Work instructions.
For the data that follows, report how many lines contain the word "uitgevoerd", and nothing else.

Records supplied.
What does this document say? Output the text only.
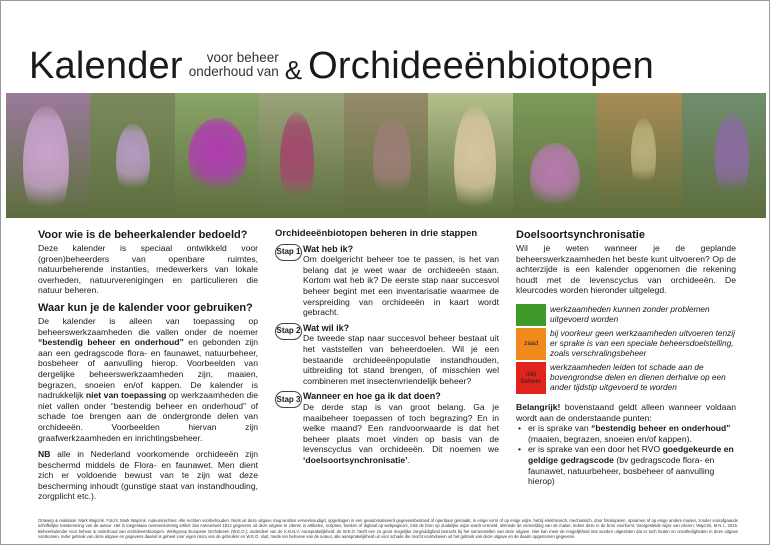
Kalender	voor beheer
onderhoud van & Orchideeënbiotopen
Voor wie is de beheerkalender bedoeld?

Deze kalender is speciaal ontwikkeld voor (groen)beheerders van openbare ruimtes, natuurbeherende instanties, medewerkers van lokale overheden, natuurverenigingen en particulieren die natuur beheren.

Waar kun je de kalender voor gebruiken?

De kalender is alleen van toepassing op beheerswerkzaamheden die vallen onder de noemer “bestendig beheer en onderhoud” en gebonden zijn aan een gedragscode flora- en faunawet, natuurbeheer, bosbeheer of aanvulling hierop. Voorbeelden van dergelijke beheerswerkzaamheden zijn, maaien, begrazen, snoeien en/of kappen. De kalender is nadrukkelijk niet van toepassing op werkzaamheden die niet vallen onder “bestendig beheer en onderhoud” of schade toe brengen aan de ondergronde delen van orchideeën. Voorbeelden hiervan zijn graafwerkzaamheden en inrichtingsbeheer.

NB alle in Nederland voorkomende orchideeën zijn beschermd middels de Flora- en faunawet. Men dient zich er voldoende bewust van te zijn wat deze bescherming inhoudt (gunstige staat van instandhouding, zorgplicht etc.).

Orchideeënbiotopen beheren in drie stappen
Stap 1 Wat heb ik?

Om doelgericht beheer toe te passen, is het van belang dat je weet waar de orchideeën staan. Kortom wat heb ik? De eerste stap naar succesvol beheer begint met een inventarisatie waarmee de verspreiding van orchideeën in kaart wordt gebracht.

Stap 2 Wat wil ik?

De tweede stap naar succesvol beheer bestaat uit het vaststellen van beheerdoelen. Wil je een bestaande orchideeënpopulatie instandhouden, uitbreiding tot stand brengen, of misschien wel combineren met insectenvriendelijk beheer?

Stap 3 Wanneer en hoe ga ik dat doen?

De derde stap is van groot belang. Ga je maaibeheer toepassen of toch begrazing? En in welke maand? Een randvoorwaarde is dat het beheer plaats moet vinden op basis van de levenscyclus van orchideeën. Dit noemen we ‘doelsoortsynchronisatie’.

Doelsoortsynchronisatie

Wil je weten wanneer je de geplande beheerswerkzaamheden het beste kunt uitvoeren? Op de achterzijde is een kalender opgenomen die rekening houdt met de levenscyclus van orchideeën. De kleurcodes worden hieronder uitgelegd.

werkzaamheden kunnen zonder problemen uitgevoerd worden
zaad
bij voorkeur geen werkzaamheden uitvoeren tenzij er sprake is van een speciale beheersdoelstelling, zoals verschralingsbeheer
niet beheer
werkzaamheden leiden tot schade aan de bovengrondse delen en dienen derhalve op een ander tijdstip uitgevoerd te worden

Belangrijk! bovenstaand geldt alleen wanneer voldaan wordt aan de onderstaande punten:

• er is sprake van “bestendig beheer en onderhoud” (maaien, begrazen, snoeien en/of kappen).
• er is sprake van een door het RVO goedgekeurde en geldige gedragscode (bv gedragscode flora- en faunawet, natuurbeheer, bosbeheer of aanvulling hierop)
Ontwerp & realisatie: Mark Wajcrnk. Foto's: Mark Wajcrnk. Auteursrechten: Alle rechten voorbehouden. Niets uit deze uitgave mag worden verveelvoudigd, opgeslagen in een geautomatiseerd gegevensbestand of openbaar gemaakt, in enige vorm of op enige wijze, hetzij elektronisch, mechanisch, door fotokopieën, opnamen of op enige andere manier, zonder voorafgaande schriftelijke toestemming van de auteur. Het is toegestaan overeenkomstig artikel 15a Auteurswet 1912 gegevens uit deze uitgave te citeren in artikelen, scripties, boeken of digitaal op webpagina's, mits de bron op duidelijke wijze wordt vermeld, alsmede de vermelding van de maker, indien deze in de bron voorkomt. Voorgestelde wijze van citeren: Wajcrnk, M.N.I., 2015. Beheerkalender voor beheer & onderhoud van orchideeënbiotopen. Werkgroep Europese Orchideeën (W.E.O.), onderdeel van de K.N.N.V. Aansprakelijkheid: de W.E.O. heeft een zo groot mogelijke zorgvuldigheid betracht bij het samenstellen van deze uitgave. Niet kan meer de mogelijkheid niet worden uitgesloten dat er toch fouten en onvolledigheden in deze uitgave voorkomen. Ieder gebruik van deze uitgave en gegevens daaruit is geheel voor eigen risico van de gebruiker en W.E.O. sluit, mede ten behoeve van de auteur, alle aansprakelijkheid uit voor schade die mocht voortvloeien uit het gebruik van deze uitgave en de daarin opgenomen gegevens.
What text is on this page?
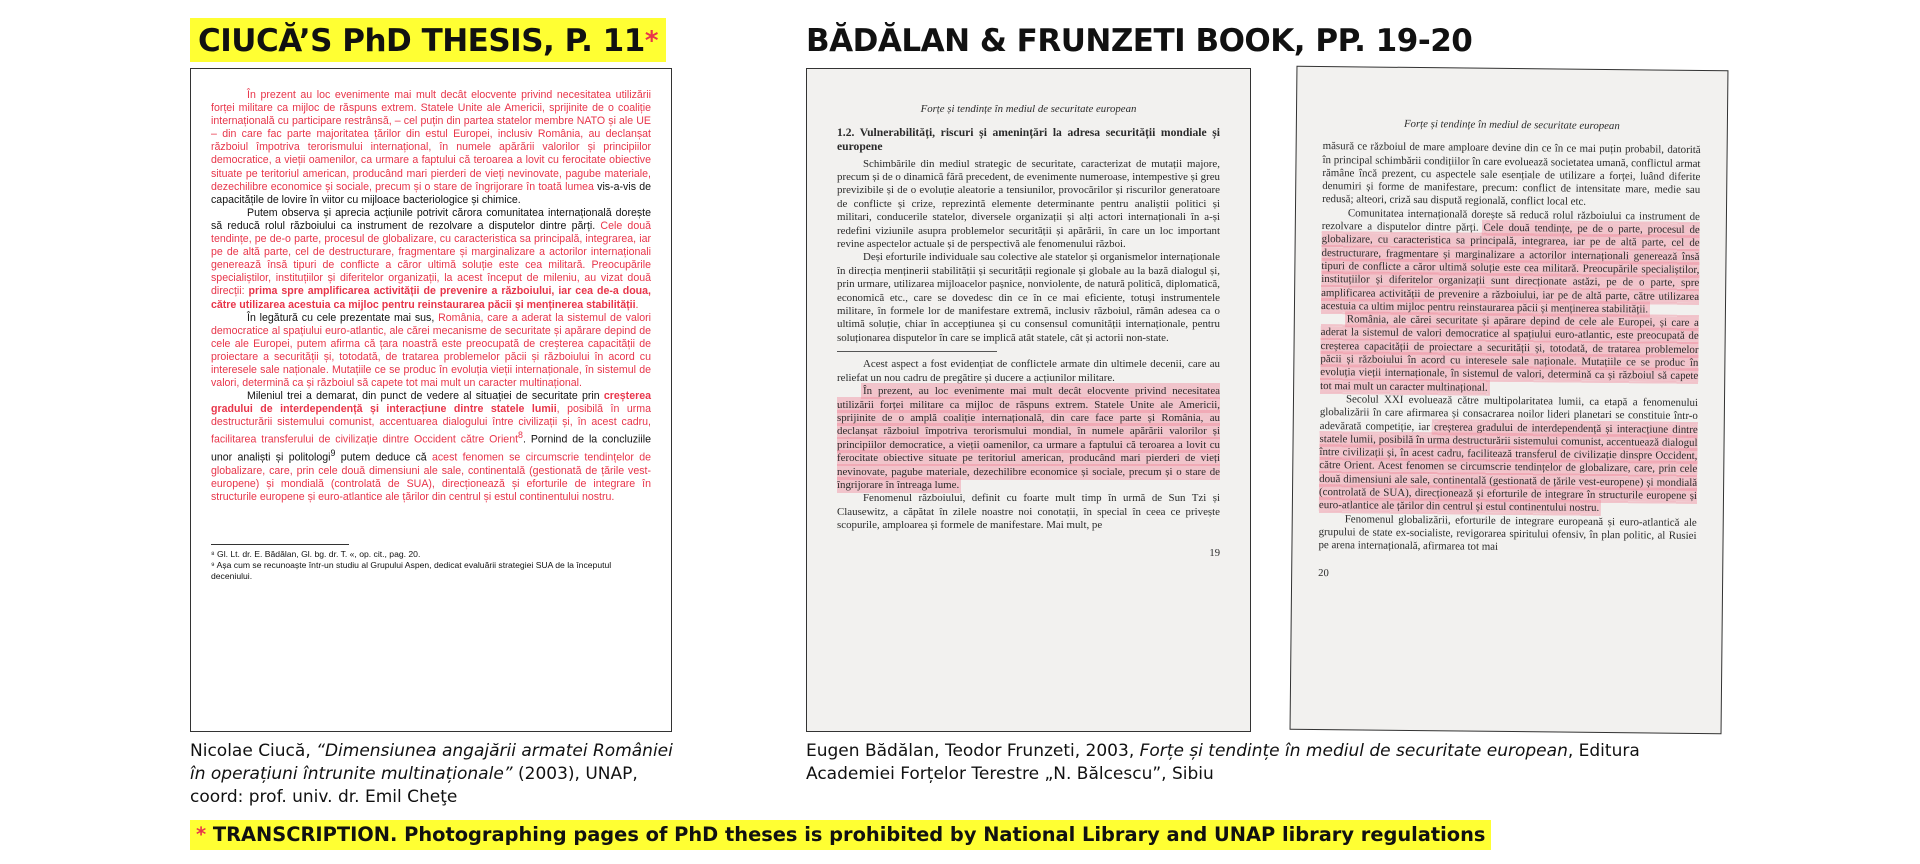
CIUCĂ’S PhD THESIS, P. 11*	BĂDĂLAN & FRUNZETI BOOK, PP. 19-20

În prezent au loc evenimente mai mult decât elocvente privind necesitatea utilizării forței militare ca mijloc de răspuns extrem. Statele Unite ale Americii, sprijinite de o coaliție internațională cu participare restrânsă, – cel puțin din partea statelor membre NATO și ale UE – din care fac parte majoritatea țărilor din estul Europei, inclusiv România, au declanșat războiul împotriva terorismului internațional, în numele apărării valorilor și principiilor democratice, a vieții oamenilor, ca urmare a faptului că teroarea a lovit cu ferocitate obiective situate pe teritoriul american, producând mari pierderi de vieți nevinovate, pagube materiale, dezechilibre economice și sociale, precum și o stare de îngrijorare în toată lumea vis-a-vis de capacitățile de lovire în viitor cu mijloace bacteriologice și chimice.

Putem observa și aprecia acțiunile potrivit cărora comunitatea internațională dorește să reducă rolul războiului ca instrument de rezolvare a disputelor dintre părți. Cele două tendințe, pe de-o parte, procesul de globalizare, cu caracteristica sa principală, integrarea, iar pe de altă parte, cel de destructurare, fragmentare și marginalizare a actorilor internaționali generează însă tipuri de conflicte a căror ultimă soluție este cea militară. Preocupările specialiștilor, instituțiilor și diferitelor organizații, la acest început de mileniu, au vizat două direcții: prima spre amplificarea activității de prevenire a războiului, iar cea de-a doua, către utilizarea acestuia ca mijloc pentru reinstaurarea păcii și menținerea stabilității.

În legătură cu cele prezentate mai sus, România, care a aderat la sistemul de valori democratice al spațiului euro-atlantic, ale cărei mecanisme de securitate și apărare depind de cele ale Europei, putem afirma că țara noastră este preocupată de creșterea capacității de proiectare a securității și, totodată, de tratarea problemelor păcii și războiului în acord cu interesele sale naționale. Mutațiile ce se produc în evoluția vieții internaționale, în sistemul de valori, determină ca și războiul să capete tot mai mult un caracter multinațional.

Mileniul trei a demarat, din punct de vedere al situației de securitate prin creșterea gradului de interdependență și interacțiune dintre statele lumii, posibilă în urma destructurării sistemului comunist, accentuarea dialogului între civilizații și, în acest cadru, facilitarea transferului de civilizație dintre Occident către Orient$^8$. Pornind de la concluziile unor analiști și politologi$^9$ putem deduce că acest fenomen se circumscrie tendințelor de globalizare, care, prin cele două dimensiuni ale sale, continentală (gestionată de țările vest-europene) și mondială (controlată de SUA), direcționează și eforturile de integrare în structurile europene și euro-atlantice ale țărilor din centrul și estul continentului nostru.

⁸ Gl. Lt. dr. E. Bădălan, Gl. bg. dr. T. «, op. cit., pag. 20.

⁹ Așa cum se recunoaște într-un studiu al Grupului Aspen, dedicat evaluării strategiei SUA de la începutul deceniului.

Forțe și tendințe în mediul de securitate european
1.2. Vulnerabilități, riscuri și amenințări la adresa securității mondiale și europene

Schimbările din mediul strategic de securitate, caracterizat de mutații majore, precum și de o dinamică fără precedent, de evenimente numeroase, intempestive și greu previzibile și de o evoluție aleatorie a tensiunilor, provocărilor și riscurilor generatoare de conflicte și crize, reprezintă elemente determinante pentru analiștii politici și militari, conducerile statelor, diversele organizații și alți actori internaționali în a-și redefini viziunile asupra problemelor securității și apărării, în care un loc important revine aspectelor actuale și de perspectivă ale fenomenului război.

Deși eforturile individuale sau colective ale statelor și organismelor internaționale în direcția menținerii stabilității și securității regionale și globale au la bază dialogul și, prin urmare, utilizarea mijloacelor pașnice, nonviolente, de natură politică, diplomatică, economică etc., care se dovedesc din ce în ce mai eficiente, totuși instrumentele militare, în formele lor de manifestare extremă, inclusiv războiul, rămân adesea ca o ultimă soluție, chiar în accepțiunea și cu consensul comunității internaționale, pentru soluționarea disputelor în care se implică atât statele, cât și actorii non-state.

Acest aspect a fost evidențiat de conflictele armate din ultimele decenii, care au reliefat un nou cadru de pregătire și ducere a acțiunilor militare.

În prezent, au loc evenimente mai mult decât elocvente privind necesitatea utilizării forței militare ca mijloc de răspuns extrem. Statele Unite ale Americii, sprijinite de o amplă coaliție internațională, din care face parte și România, au declanșat războiul împotriva terorismului mondial, în numele apărării valorilor și principiilor democratice, a vieții oamenilor, ca urmare a faptului că teroarea a lovit cu ferocitate obiective situate pe teritoriul american, producând mari pierderi de vieți nevinovate, pagube materiale, dezechilibre economice și sociale, precum și o stare de îngrijorare în întreaga lume.

Fenomenul războiului, definit cu foarte mult timp în urmă de Sun Tzi și Clausewitz, a căpătat în zilele noastre noi conotații, în special în ceea ce privește scopurile, amploarea și formele de manifestare. Mai mult, pe

19
Forțe și tendințe în mediul de securitate european

măsură ce războiul de mare amploare devine din ce în ce mai puțin probabil, datorită în principal schimbării condițiilor în care evoluează societatea umană, conflictul armat rămâne încă prezent, cu aspectele sale esențiale de utilizare a forței, luând diferite denumiri și forme de manifestare, precum: conflict de intensitate mare, medie sau redusă; alteori, criză sau dispută regională, conflict local etc.

Comunitatea internațională dorește să reducă rolul războiului ca instrument de rezolvare a disputelor dintre părți. Cele două tendințe, pe de o parte, procesul de globalizare, cu caracteristica sa principală, integrarea, iar pe de altă parte, cel de destructurare, fragmentare și marginalizare a actorilor internaționali generează însă tipuri de conflicte a căror ultimă soluție este cea militară. Preocupările specialiștilor, instituțiilor și diferitelor organizații sunt direcționate astăzi, pe de o parte, spre amplificarea activității de prevenire a războiului, iar pe de altă parte, către utilizarea acestuia ca ultim mijloc pentru reinstaurarea păcii și menținerea stabilității.

România, ale cărei securitate și apărare depind de cele ale Europei, și care a aderat la sistemul de valori democratice al spațiului euro-atlantic, este preocupată de creșterea capacității de proiectare a securității și, totodată, de tratarea problemelor păcii și războiului în acord cu interesele sale naționale. Mutațiile ce se produc în evoluția vieții internaționale, în sistemul de valori, determină ca și războiul să capete tot mai mult un caracter multinațional.

Secolul XXI evoluează către multipolaritatea lumii, ca etapă a fenomenului globalizării în care afirmarea și consacrarea noilor lideri planetari se constituie într-o adevărată competiție, iar creșterea gradului de interdependență și interacțiune dintre statele lumii, posibilă în urma destructurării sistemului comunist, accentuează dialogul între civilizații și, în acest cadru, facilitează transferul de civilizație dinspre Occident, către Orient. Acest fenomen se circumscrie tendințelor de globalizare, care, prin cele două dimensiuni ale sale, continentală (gestionată de țările vest-europene) și mondială (controlată de SUA), direcționează și eforturile de integrare în structurile europene și euro-atlantice ale țărilor din centrul și estul continentului nostru.

Fenomenul globalizării, eforturile de integrare europeană și euro-atlantică ale grupului de state ex-socialiste, revigorarea spiritului ofensiv, în plan politic, al Rusiei pe arena internațională, afirmarea tot mai

20
Nicolae Ciucă, “Dimensiunea angajării armatei României în operațiuni întrunite multinaționale” (2003), UNAP, coord: prof. univ. dr. Emil Cheţe
Eugen Bădălan, Teodor Frunzeti, 2003, Forțe și tendințe în mediul de securitate european, Editura Academiei Forțelor Terestre „N. Bălcescu”, Sibiu
* TRANSCRIPTION. Photographing pages of PhD theses is prohibited by National Library and UNAP library regulations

Response.
2